#### Direction
Retype the listing that follows, exactly as written.

#### Records for the task
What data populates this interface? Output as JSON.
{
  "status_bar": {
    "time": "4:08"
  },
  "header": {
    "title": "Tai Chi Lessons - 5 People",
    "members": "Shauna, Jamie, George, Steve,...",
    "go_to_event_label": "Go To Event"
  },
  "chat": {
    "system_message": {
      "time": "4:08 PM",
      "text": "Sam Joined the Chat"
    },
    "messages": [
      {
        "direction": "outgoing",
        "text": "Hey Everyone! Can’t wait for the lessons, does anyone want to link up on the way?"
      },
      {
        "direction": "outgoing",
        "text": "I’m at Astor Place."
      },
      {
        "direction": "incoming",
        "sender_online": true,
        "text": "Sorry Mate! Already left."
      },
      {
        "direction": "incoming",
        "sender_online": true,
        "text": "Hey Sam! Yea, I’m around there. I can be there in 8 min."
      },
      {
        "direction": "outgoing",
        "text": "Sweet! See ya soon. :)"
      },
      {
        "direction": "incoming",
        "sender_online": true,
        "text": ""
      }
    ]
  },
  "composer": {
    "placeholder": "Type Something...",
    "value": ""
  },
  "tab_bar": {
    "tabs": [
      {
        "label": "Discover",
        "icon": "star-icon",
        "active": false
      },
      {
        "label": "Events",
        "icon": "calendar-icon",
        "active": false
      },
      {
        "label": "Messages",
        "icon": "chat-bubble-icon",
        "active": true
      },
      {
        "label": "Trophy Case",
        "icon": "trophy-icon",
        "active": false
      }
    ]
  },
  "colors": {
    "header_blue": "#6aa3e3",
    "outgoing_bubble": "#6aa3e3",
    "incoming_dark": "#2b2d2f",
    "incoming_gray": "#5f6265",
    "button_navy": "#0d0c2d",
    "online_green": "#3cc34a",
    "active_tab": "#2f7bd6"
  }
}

#### Written solution
What data populates this interface? Output as JSON.
{
  "status_bar": {
    "time": "4:08"
  },
  "header": {
    "title": "Tai Chi Lessons - 5 People",
    "members": "Shauna, Jamie, George, Steve,...",
    "go_to_event_label": "Go To Event"
  },
  "chat": {
    "system_message": {
      "time": "4:08 PM",
      "text": "Sam Joined the Chat"
    },
    "messages": [
      {
        "direction": "outgoing",
        "text": "Hey Everyone! Can’t wait for the lessons, does anyone want to link up on the way?"
      },
      {
        "direction": "outgoing",
        "text": "I’m at Astor Place."
      },
      {
        "direction": "incoming",
        "sender_online": true,
        "text": "Sorry Mate! Already left."
      },
      {
        "direction": "incoming",
        "sender_online": true,
        "text": "Hey Sam! Yea, I’m around there. I can be there in 8 min."
      },
      {
        "direction": "outgoing",
        "text": "Sweet! See ya soon. :)"
      },
      {
        "direction": "incoming",
        "sender_online": true,
        "text": ""
      }
    ]
  },
  "composer": {
    "placeholder": "Type Something...",
    "value": ""
  },
  "tab_bar": {
    "tabs": [
      {
        "label": "Discover",
        "icon": "star-icon",
        "active": false
      },
      {
        "label": "Events",
        "icon": "calendar-icon",
        "active": false
      },
      {
        "label": "Messages",
        "icon": "chat-bubble-icon",
        "active": true
      },
      {
        "label": "Trophy Case",
        "icon": "trophy-icon",
        "active": false
      }
    ]
  },
  "colors": {
    "header_blue": "#6aa3e3",
    "outgoing_bubble": "#6aa3e3",
    "incoming_dark": "#2b2d2f",
    "incoming_gray": "#5f6265",
    "button_navy": "#0d0c2d",
    "online_green": "#3cc34a",
    "active_tab": "#2f7bd6"
  }
}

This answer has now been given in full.